# [Short exercise]
Gather up every line from the entries below that uses the word "Daily".

══ Stored data

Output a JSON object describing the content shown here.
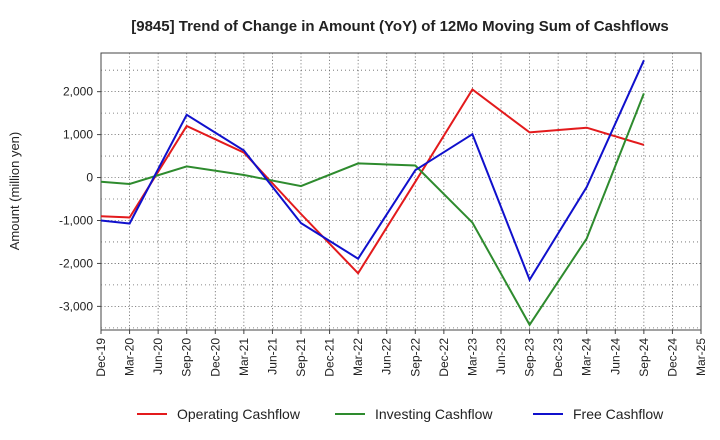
{
  "chart_data": {
    "type": "line",
    "title": "[9845]  Trend of Change in Amount (YoY) of 12Mo Moving Sum of Cashflows",
    "xlabel": "",
    "ylabel": "Amount (million yen)",
    "ylim": [
      -3550,
      2900
    ],
    "yticks": [
      -3000,
      -2000,
      -1000,
      0,
      1000,
      2000
    ],
    "ytick_labels": [
      "-3,000",
      "-2,000",
      "-1,000",
      "0",
      "1,000",
      "2,000"
    ],
    "categories": [
      "Dec-19",
      "Mar-20",
      "Jun-20",
      "Sep-20",
      "Dec-20",
      "Mar-21",
      "Jun-21",
      "Sep-21",
      "Dec-21",
      "Mar-22",
      "Jun-22",
      "Sep-22",
      "Dec-22",
      "Mar-23",
      "Jun-23",
      "Sep-23",
      "Dec-23",
      "Mar-24",
      "Jun-24",
      "Sep-24",
      "Dec-24",
      "Mar-25"
    ],
    "grid": true,
    "legend_position": "bottom",
    "series": [
      {
        "name": "Operating Cashflow",
        "color": "#e31a1c",
        "points": [
          [
            0,
            -900
          ],
          [
            1,
            -930
          ],
          [
            3,
            1200
          ],
          [
            5,
            580
          ],
          [
            7,
            -850
          ],
          [
            9,
            -2230
          ],
          [
            11,
            -100
          ],
          [
            13,
            2050
          ],
          [
            15,
            1050
          ],
          [
            17,
            1160
          ],
          [
            19,
            760
          ]
        ]
      },
      {
        "name": "Investing Cashflow",
        "color": "#2e8b2e",
        "points": [
          [
            0,
            -100
          ],
          [
            1,
            -150
          ],
          [
            3,
            260
          ],
          [
            5,
            60
          ],
          [
            7,
            -200
          ],
          [
            9,
            330
          ],
          [
            11,
            280
          ],
          [
            13,
            -1050
          ],
          [
            15,
            -3430
          ],
          [
            17,
            -1420
          ],
          [
            19,
            1960
          ]
        ]
      },
      {
        "name": "Free Cashflow",
        "color": "#1010cc",
        "points": [
          [
            0,
            -1000
          ],
          [
            1,
            -1070
          ],
          [
            3,
            1460
          ],
          [
            5,
            630
          ],
          [
            7,
            -1060
          ],
          [
            9,
            -1890
          ],
          [
            11,
            170
          ],
          [
            13,
            1010
          ],
          [
            15,
            -2380
          ],
          [
            17,
            -220
          ],
          [
            19,
            2730
          ]
        ]
      }
    ]
  }
}
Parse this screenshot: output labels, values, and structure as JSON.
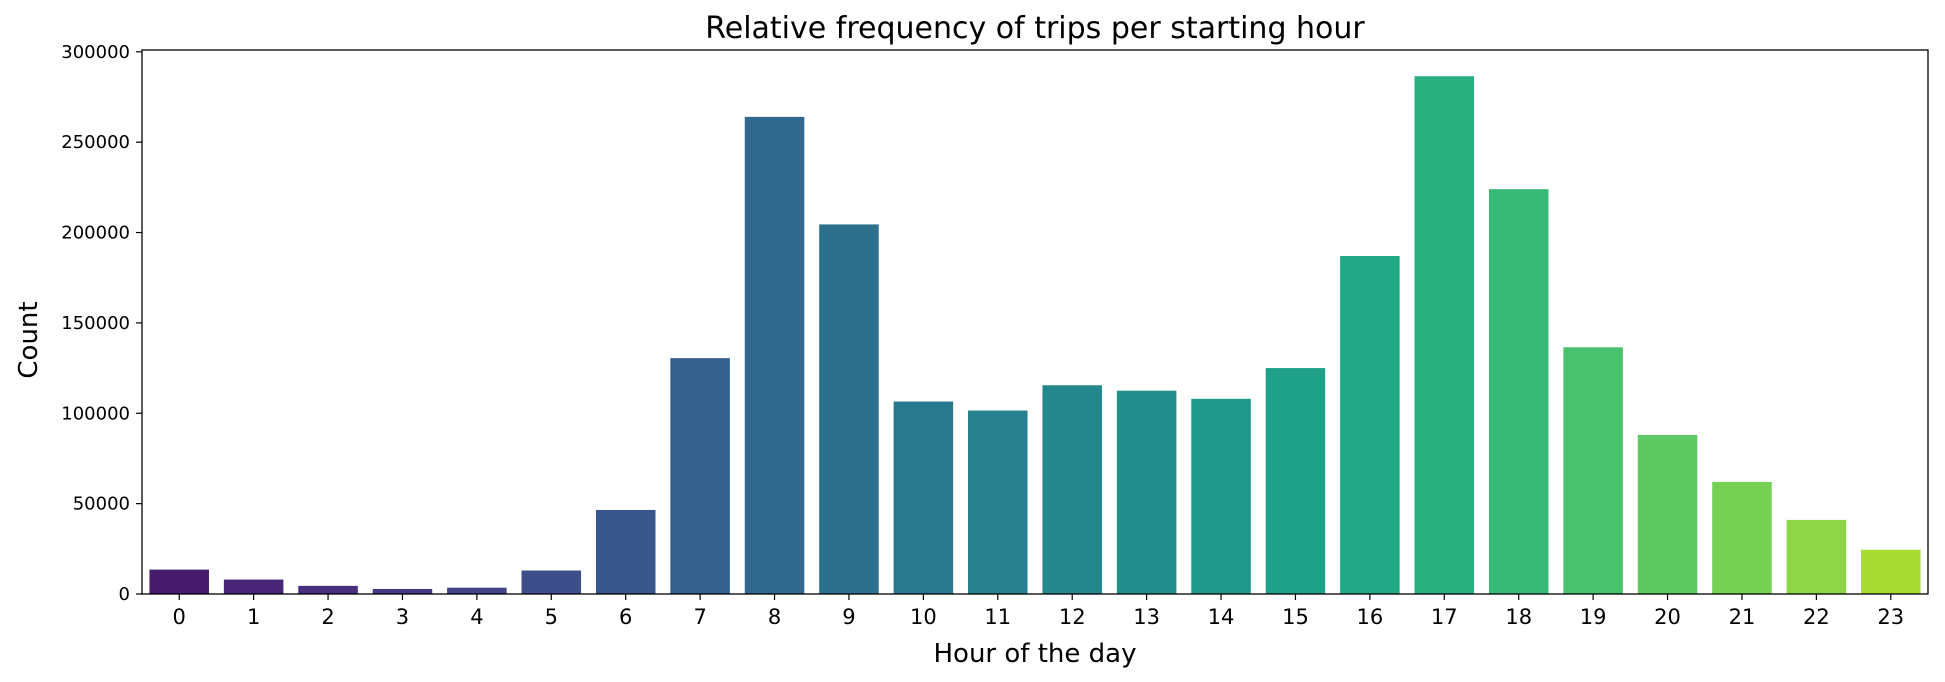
{
  "chart_data": {
    "type": "bar",
    "title": "Relative frequency of trips per starting hour",
    "xlabel": "Hour of the day",
    "ylabel": "Count",
    "categories": [
      "0",
      "1",
      "2",
      "3",
      "4",
      "5",
      "6",
      "7",
      "8",
      "9",
      "10",
      "11",
      "12",
      "13",
      "14",
      "15",
      "16",
      "17",
      "18",
      "19",
      "20",
      "21",
      "22",
      "23"
    ],
    "values": [
      13500,
      8000,
      4500,
      2800,
      3500,
      13000,
      46500,
      130500,
      264000,
      204500,
      106500,
      101500,
      115500,
      112500,
      108000,
      125000,
      187000,
      286500,
      224000,
      136500,
      88000,
      62000,
      41000,
      24500
    ],
    "colors": [
      "#481a6c",
      "#482576",
      "#472f7d",
      "#443a83",
      "#414487",
      "#3d4e8a",
      "#39568c",
      "#355f8d",
      "#31688e",
      "#2e6f8e",
      "#2a788e",
      "#27808e",
      "#25878e",
      "#228f8d",
      "#1f988b",
      "#1fa088",
      "#22a884",
      "#2ab07f",
      "#38b977",
      "#4ac16d",
      "#5ec962",
      "#75d054",
      "#8ed645",
      "#a8db34"
    ],
    "yticks": [
      0,
      50000,
      100000,
      150000,
      200000,
      250000,
      300000
    ],
    "ylim": [
      0,
      301000
    ],
    "grid": false,
    "legend": "none"
  }
}
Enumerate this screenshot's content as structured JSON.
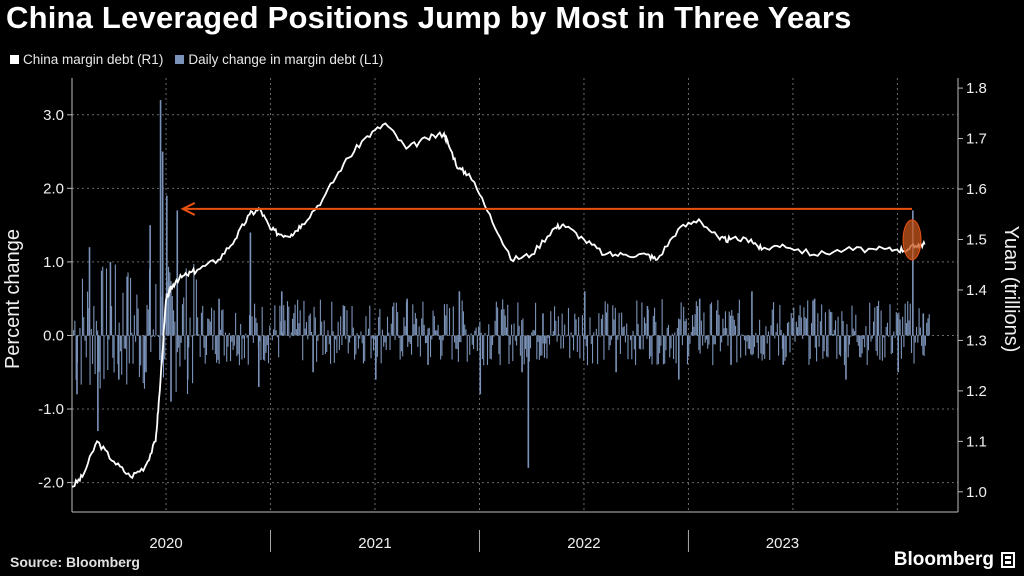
{
  "title": "China Leveraged Positions Jump by Most in Three Years",
  "legend": [
    {
      "label": "China margin debt (R1)",
      "color": "#ffffff"
    },
    {
      "label": "Daily change in margin debt (L1)",
      "color": "#7b93b8"
    }
  ],
  "source": "Source: Bloomberg",
  "brand": "Bloomberg",
  "colors": {
    "background": "#000000",
    "line": "#ffffff",
    "bars": "#7b93b8",
    "arrow": "#e8500f",
    "highlight": "#c8561c",
    "grid": "#6a6a6a"
  },
  "chart_data": {
    "type": "line",
    "left_axis": {
      "label": "Percent change",
      "range": [
        -2.4,
        3.5
      ],
      "ticks": [
        "3.0",
        "2.0",
        "1.0",
        "0.0",
        "-1.0",
        "-2.0"
      ],
      "tick_values": [
        3.0,
        2.0,
        1.0,
        0.0,
        -1.0,
        -2.0
      ]
    },
    "right_axis": {
      "label": "Yuan (trillions)",
      "range": [
        0.96,
        1.82
      ],
      "ticks": [
        "1.8",
        "1.7",
        "1.6",
        "1.5",
        "1.4",
        "1.3",
        "1.2",
        "1.1",
        "1.0"
      ],
      "tick_values": [
        1.8,
        1.7,
        1.6,
        1.5,
        1.4,
        1.3,
        1.2,
        1.1,
        1.0
      ]
    },
    "x_axis": {
      "range": [
        2019.6,
        2023.84
      ],
      "labels": [
        "2020",
        "2021",
        "2022",
        "2023"
      ],
      "label_positions": [
        2020.05,
        2021.05,
        2022.05,
        2023.0
      ],
      "separators": [
        2020.55,
        2021.55,
        2022.55
      ]
    },
    "grid": true,
    "series": [
      {
        "name": "China margin debt (R1)",
        "axis": "right",
        "x": [
          2019.6,
          2019.65,
          2019.72,
          2019.8,
          2019.88,
          2019.95,
          2020.0,
          2020.02,
          2020.05,
          2020.07,
          2020.1,
          2020.15,
          2020.2,
          2020.3,
          2020.38,
          2020.45,
          2020.5,
          2020.55,
          2020.6,
          2020.65,
          2020.7,
          2020.8,
          2020.9,
          2021.0,
          2021.1,
          2021.2,
          2021.3,
          2021.38,
          2021.4,
          2021.45,
          2021.5,
          2021.6,
          2021.7,
          2021.8,
          2021.9,
          2021.95,
          2022.05,
          2022.15,
          2022.25,
          2022.35,
          2022.4,
          2022.5,
          2022.6,
          2022.7,
          2022.75,
          2022.85,
          2022.9,
          2023.0,
          2023.15,
          2023.3,
          2023.45,
          2023.55,
          2023.6,
          2023.65,
          2023.68
        ],
        "values": [
          1.01,
          1.03,
          1.1,
          1.06,
          1.03,
          1.05,
          1.1,
          1.2,
          1.38,
          1.4,
          1.42,
          1.43,
          1.44,
          1.46,
          1.5,
          1.55,
          1.56,
          1.52,
          1.51,
          1.51,
          1.53,
          1.58,
          1.65,
          1.7,
          1.73,
          1.68,
          1.7,
          1.71,
          1.69,
          1.64,
          1.63,
          1.55,
          1.46,
          1.47,
          1.52,
          1.53,
          1.5,
          1.47,
          1.47,
          1.47,
          1.46,
          1.52,
          1.54,
          1.5,
          1.5,
          1.5,
          1.48,
          1.49,
          1.47,
          1.48,
          1.48,
          1.48,
          1.48,
          1.49,
          1.49
        ]
      },
      {
        "name": "Daily change in margin debt (L1)",
        "axis": "left",
        "x": [
          2019.62,
          2019.68,
          2019.72,
          2019.78,
          2019.82,
          2019.86,
          2019.95,
          2019.97,
          2020.02,
          2020.03,
          2020.05,
          2020.07,
          2020.1,
          2020.15,
          2020.3,
          2020.45,
          2020.49,
          2020.6,
          2020.75,
          2020.9,
          2021.05,
          2021.2,
          2021.3,
          2021.45,
          2021.55,
          2021.75,
          2021.78,
          2021.85,
          2022.05,
          2022.2,
          2022.35,
          2022.5,
          2022.6,
          2022.75,
          2022.85,
          2023.0,
          2023.15,
          2023.3,
          2023.45,
          2023.55,
          2023.62,
          2023.67
        ],
        "values": [
          -0.8,
          1.2,
          -1.3,
          1.0,
          -0.6,
          0.8,
          -0.5,
          1.5,
          3.2,
          2.5,
          1.9,
          -0.9,
          1.7,
          -0.6,
          0.5,
          1.4,
          -0.7,
          0.6,
          -0.5,
          0.4,
          -0.6,
          0.5,
          -0.4,
          0.6,
          -0.8,
          -0.5,
          -1.8,
          0.3,
          0.6,
          -0.5,
          0.4,
          -0.6,
          0.5,
          -0.4,
          0.6,
          -0.4,
          0.5,
          -0.6,
          0.4,
          -0.5,
          1.7,
          0.3
        ]
      }
    ],
    "annotations": [
      {
        "type": "arrow",
        "from_x": 2023.62,
        "to_x": 2020.13,
        "y_left": 1.72
      },
      {
        "type": "highlight-ellipse",
        "x": 2023.62,
        "y_left": 1.3
      }
    ]
  }
}
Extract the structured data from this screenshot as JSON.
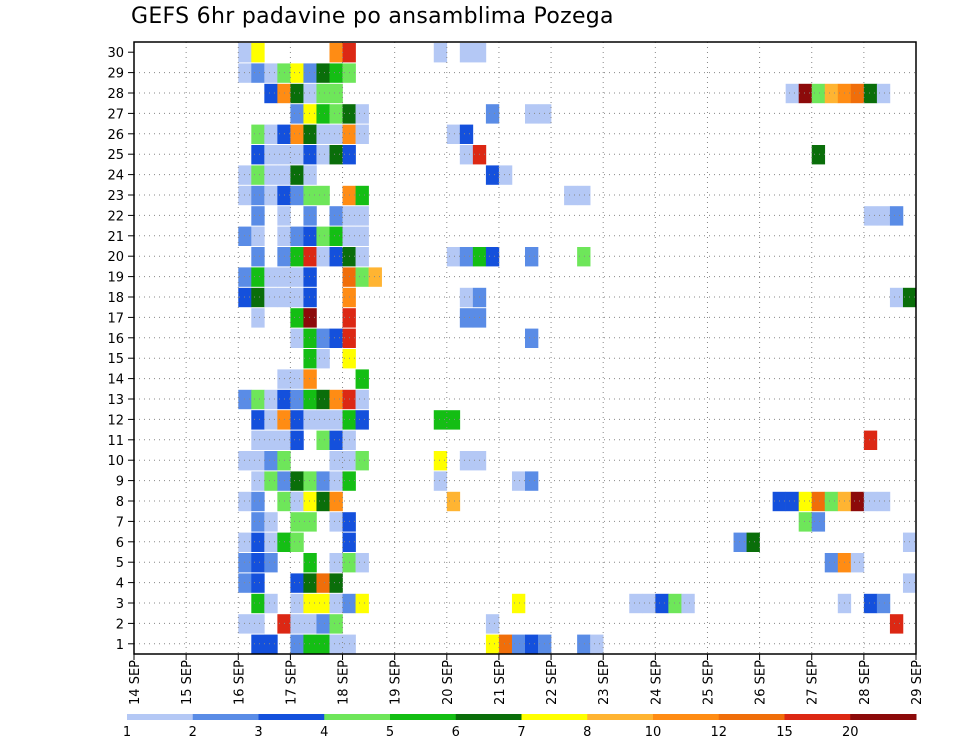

════

# [Problem solution]
      "label": "Daily change in margin debt (L1)",
        "name": "Daily change in margin debt (L1)",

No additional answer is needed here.